Labeled region entries:
"""

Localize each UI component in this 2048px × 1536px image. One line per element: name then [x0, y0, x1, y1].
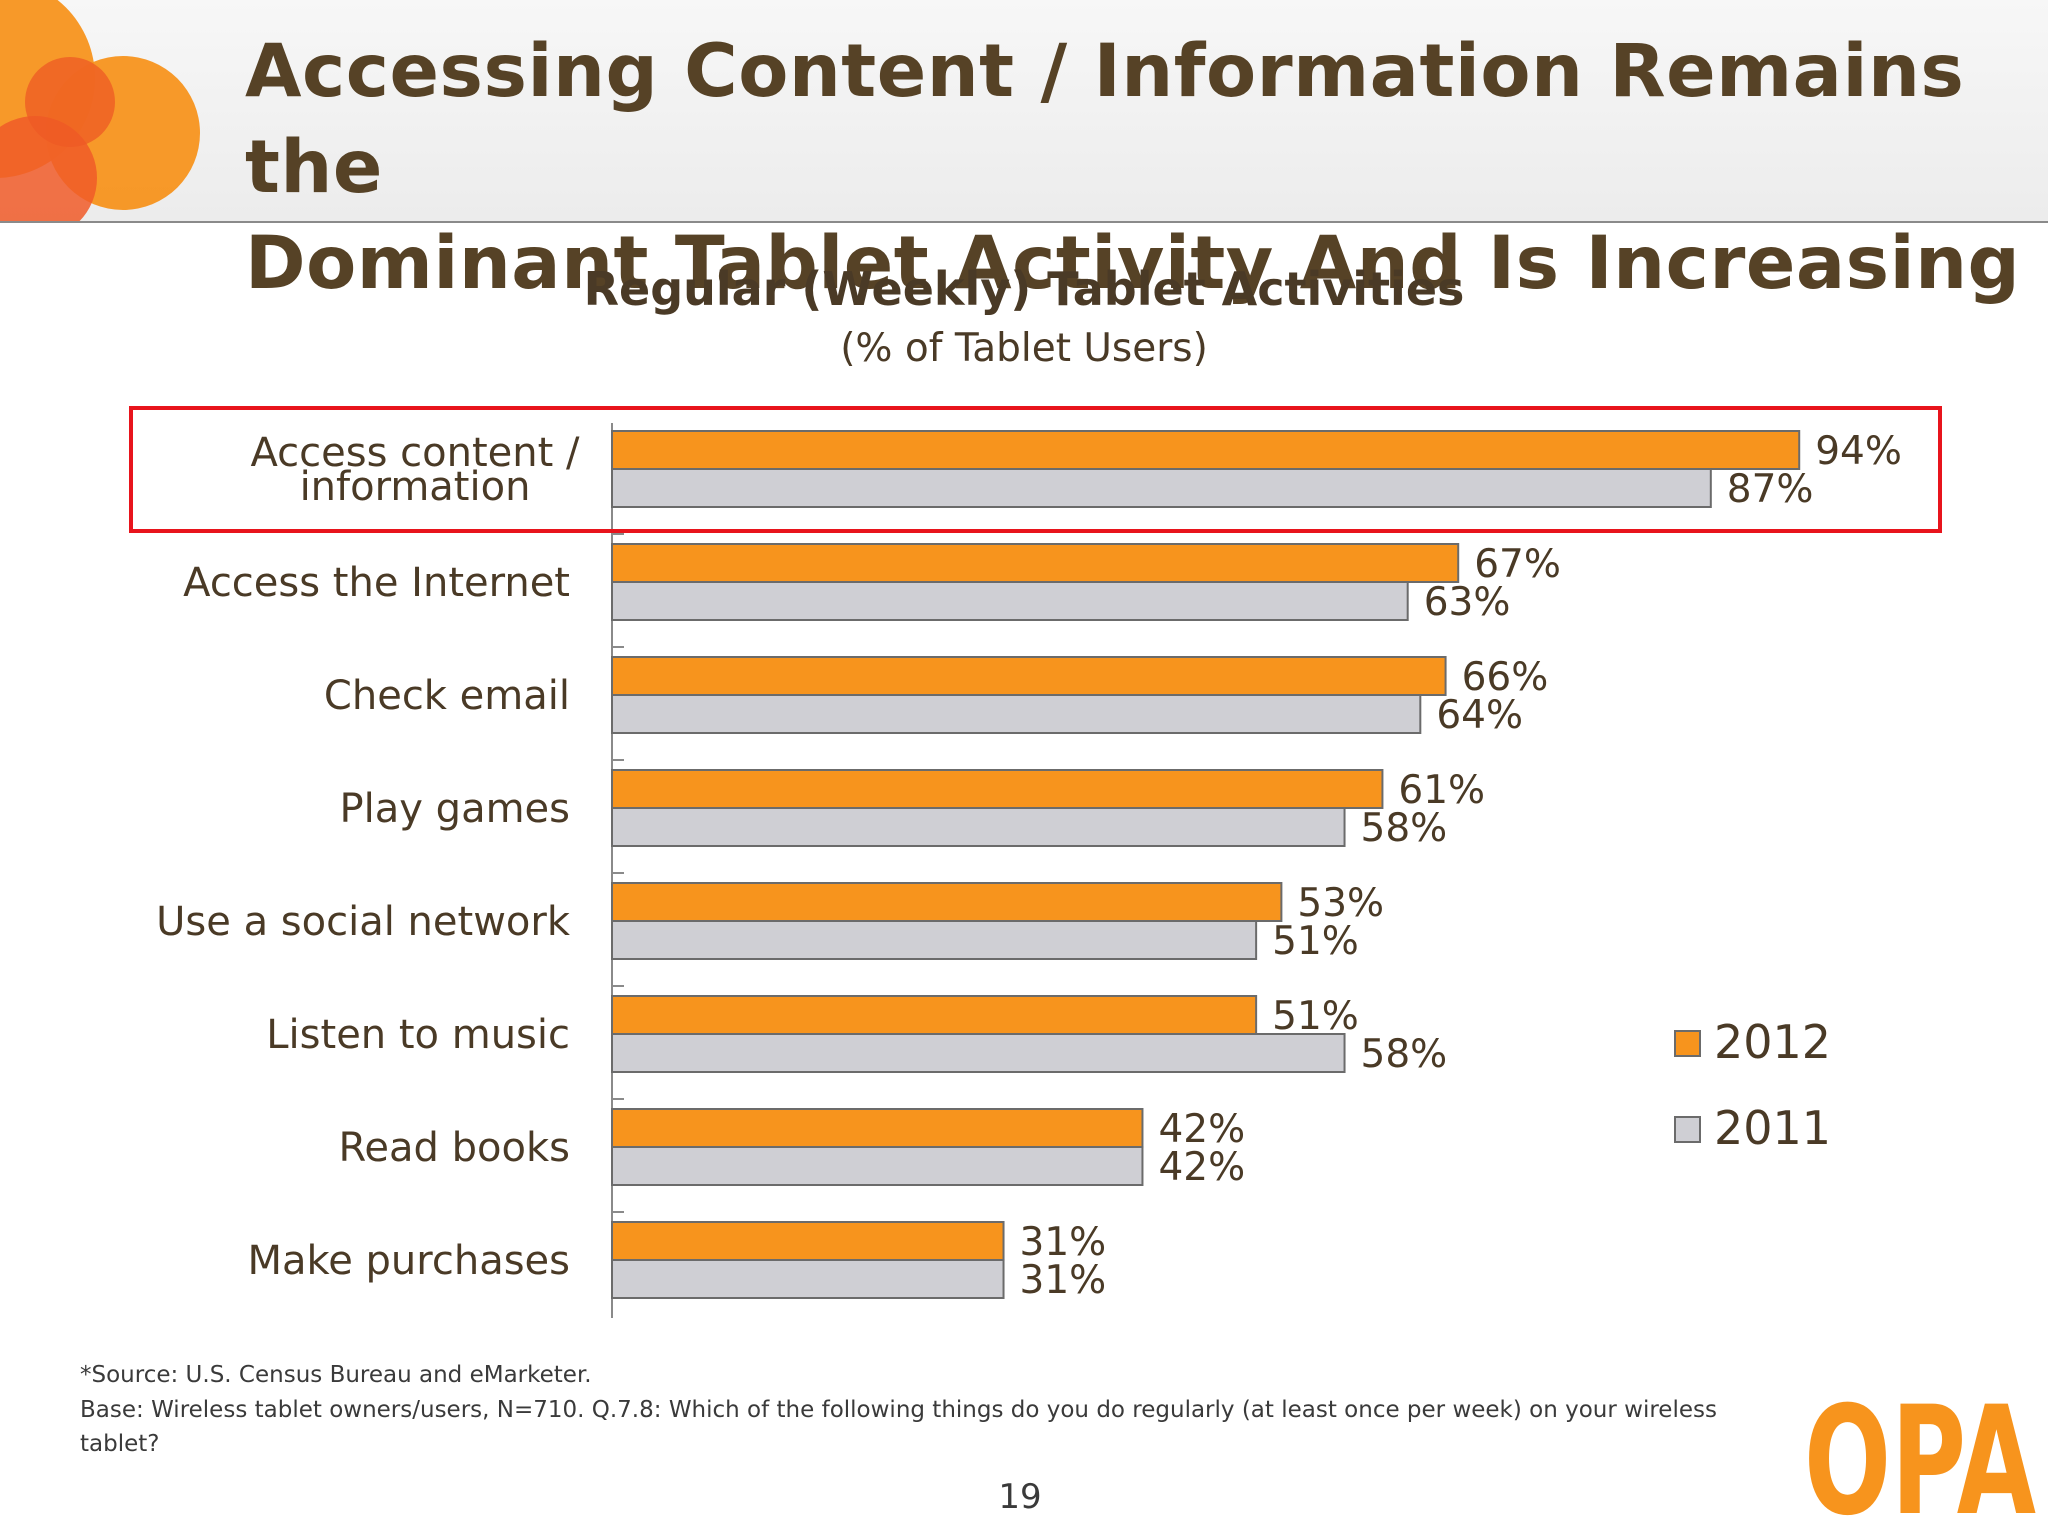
data-label-2011-2: 64% [1436, 693, 1523, 738]
decorative-circles [0, 0, 200, 221]
data-label-2012-6: 42% [1158, 1107, 1245, 1152]
data-label-2011-6: 42% [1158, 1145, 1245, 1190]
data-label-2011-3: 58% [1361, 806, 1448, 851]
bar-2011-3 [611, 807, 1346, 847]
bar-2011-6 [611, 1146, 1144, 1186]
legend-label-2012: 2012 [1714, 1015, 1831, 1069]
category-label: Play games [340, 786, 570, 832]
data-label-2011-4: 51% [1272, 919, 1359, 964]
bar-2012-1 [611, 543, 1460, 583]
category-label: Access content / information [251, 430, 581, 510]
category-label: Use a social network [156, 899, 571, 945]
bar-2011-0 [611, 468, 1712, 508]
chart-title: Regular (Weekly) Tablet Activities [583, 262, 1465, 316]
data-label-2012-5: 51% [1272, 994, 1359, 1039]
opa-logo: OPA [1804, 1385, 2036, 1525]
decorative-circle-small [25, 57, 115, 147]
bar-2012-6 [611, 1108, 1144, 1148]
bar-2012-3 [611, 769, 1384, 809]
data-label-2012-2: 66% [1462, 655, 1549, 700]
data-label-2012-0: 94% [1815, 429, 1902, 474]
bar-2012-0 [611, 430, 1801, 470]
data-label-2011-1: 63% [1424, 580, 1511, 625]
header-band [0, 0, 2048, 223]
data-label-2012-3: 61% [1398, 768, 1485, 813]
footnote-base: Base: Wireless tablet owners/users, N=71… [80, 1397, 1717, 1457]
bar-2012-4 [611, 882, 1283, 922]
highlight-box [129, 406, 1942, 533]
opa-logo-text: OPA [1804, 1385, 2036, 1525]
footnote-source: *Source: U.S. Census Bureau and eMarkete… [80, 1362, 592, 1388]
category-label: Make purchases [247, 1238, 570, 1284]
slide-title-line2: Dominant Tablet Activity And Is Increasi… [245, 221, 2021, 306]
bar-2012-7 [611, 1221, 1005, 1261]
slide-title: Accessing Content / Information Remains … [245, 24, 2025, 312]
category-label: Read books [338, 1125, 570, 1171]
data-label-2011-0: 87% [1727, 467, 1814, 512]
data-label-2011-5: 58% [1361, 1032, 1448, 1077]
legend-label-2011: 2011 [1714, 1101, 1831, 1155]
bar-chart: Access content / information 94%87% Access … [129, 406, 1942, 1318]
legend-swatch-2011 [1674, 1116, 1701, 1143]
chart-subtitle: (% of Tablet Users) [840, 326, 1208, 371]
bar-2012-2 [611, 656, 1447, 696]
data-label-2012-7: 31% [1020, 1220, 1107, 1265]
category-label: Access the Internet [183, 560, 570, 606]
category-label: Check email [324, 673, 570, 719]
legend-swatch-2012 [1674, 1030, 1701, 1057]
data-label-2012-1: 67% [1474, 542, 1561, 587]
bar-2011-5 [611, 1033, 1346, 1073]
bar-2011-4 [611, 920, 1258, 960]
bar-2011-2 [611, 694, 1422, 734]
data-label-2011-7: 31% [1020, 1258, 1107, 1303]
bar-2011-7 [611, 1259, 1005, 1299]
bar-2011-1 [611, 581, 1409, 621]
data-label-2012-4: 53% [1297, 881, 1384, 926]
page-number: 19 [998, 1477, 1042, 1517]
slide-title-line1: Accessing Content / Information Remains … [245, 29, 1965, 210]
category-label: Listen to music [266, 1012, 570, 1058]
bar-2012-5 [611, 995, 1258, 1035]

"""

Objective: Copy every line of the entries above word for word, but leave the pictures out of your copy.

Full response:
Localize each UI component in this 2048px × 1536px image. One line per element: name then [x0, y0, x1, y1].
data-label-2011-2: 64% [1436, 693, 1523, 738]
decorative-circles [0, 0, 200, 221]
data-label-2012-6: 42% [1158, 1107, 1245, 1152]
data-label-2011-6: 42% [1158, 1145, 1245, 1190]
data-label-2011-3: 58% [1361, 806, 1448, 851]
bar-2011-3 [611, 807, 1346, 847]
bar-2011-6 [611, 1146, 1144, 1186]
legend-label-2012: 2012 [1714, 1015, 1831, 1069]
category-label: Play games [340, 786, 570, 832]
data-label-2011-4: 51% [1272, 919, 1359, 964]
bar-2012-1 [611, 543, 1460, 583]
category-label: Access content / information [251, 430, 581, 510]
category-label: Use a social network [156, 899, 571, 945]
bar-2011-0 [611, 468, 1712, 508]
chart-title: Regular (Weekly) Tablet Activities [583, 262, 1465, 316]
data-label-2012-5: 51% [1272, 994, 1359, 1039]
opa-logo: OPA [1804, 1385, 2036, 1525]
decorative-circle-small [25, 57, 115, 147]
bar-2012-6 [611, 1108, 1144, 1148]
bar-2012-3 [611, 769, 1384, 809]
data-label-2012-2: 66% [1462, 655, 1549, 700]
data-label-2012-0: 94% [1815, 429, 1902, 474]
bar-2012-0 [611, 430, 1801, 470]
data-label-2011-1: 63% [1424, 580, 1511, 625]
header-band [0, 0, 2048, 223]
data-label-2012-3: 61% [1398, 768, 1485, 813]
footnote-base: Base: Wireless tablet owners/users, N=71… [80, 1397, 1717, 1457]
bar-2012-4 [611, 882, 1283, 922]
highlight-box [129, 406, 1942, 533]
opa-logo-text: OPA [1804, 1385, 2036, 1525]
footnote-source: *Source: U.S. Census Bureau and eMarkete… [80, 1362, 592, 1388]
category-label: Make purchases [247, 1238, 570, 1284]
slide-title-line2: Dominant Tablet Activity And Is Increasi… [245, 221, 2021, 306]
bar-2012-7 [611, 1221, 1005, 1261]
slide-title: Accessing Content / Information Remains … [245, 24, 2025, 312]
category-label: Read books [338, 1125, 570, 1171]
data-label-2011-0: 87% [1727, 467, 1814, 512]
data-label-2011-5: 58% [1361, 1032, 1448, 1077]
legend-label-2011: 2011 [1714, 1101, 1831, 1155]
bar-chart: Access content / information 94%87% Access … [129, 406, 1942, 1318]
legend-swatch-2011 [1674, 1116, 1701, 1143]
chart-subtitle: (% of Tablet Users) [840, 326, 1208, 371]
bar-2012-2 [611, 656, 1447, 696]
data-label-2012-7: 31% [1020, 1220, 1107, 1265]
category-label: Access the Internet [183, 560, 570, 606]
category-label: Check email [324, 673, 570, 719]
legend-swatch-2012 [1674, 1030, 1701, 1057]
data-label-2012-1: 67% [1474, 542, 1561, 587]
bar-2011-5 [611, 1033, 1346, 1073]
bar-2011-4 [611, 920, 1258, 960]
bar-2011-2 [611, 694, 1422, 734]
data-label-2011-7: 31% [1020, 1258, 1107, 1303]
bar-2011-7 [611, 1259, 1005, 1299]
bar-2011-1 [611, 581, 1409, 621]
data-label-2012-4: 53% [1297, 881, 1384, 926]
page-number: 19 [998, 1477, 1042, 1517]
slide-title-line1: Accessing Content / Information Remains … [245, 29, 1965, 210]
category-label: Listen to music [266, 1012, 570, 1058]
bar-2012-5 [611, 995, 1258, 1035]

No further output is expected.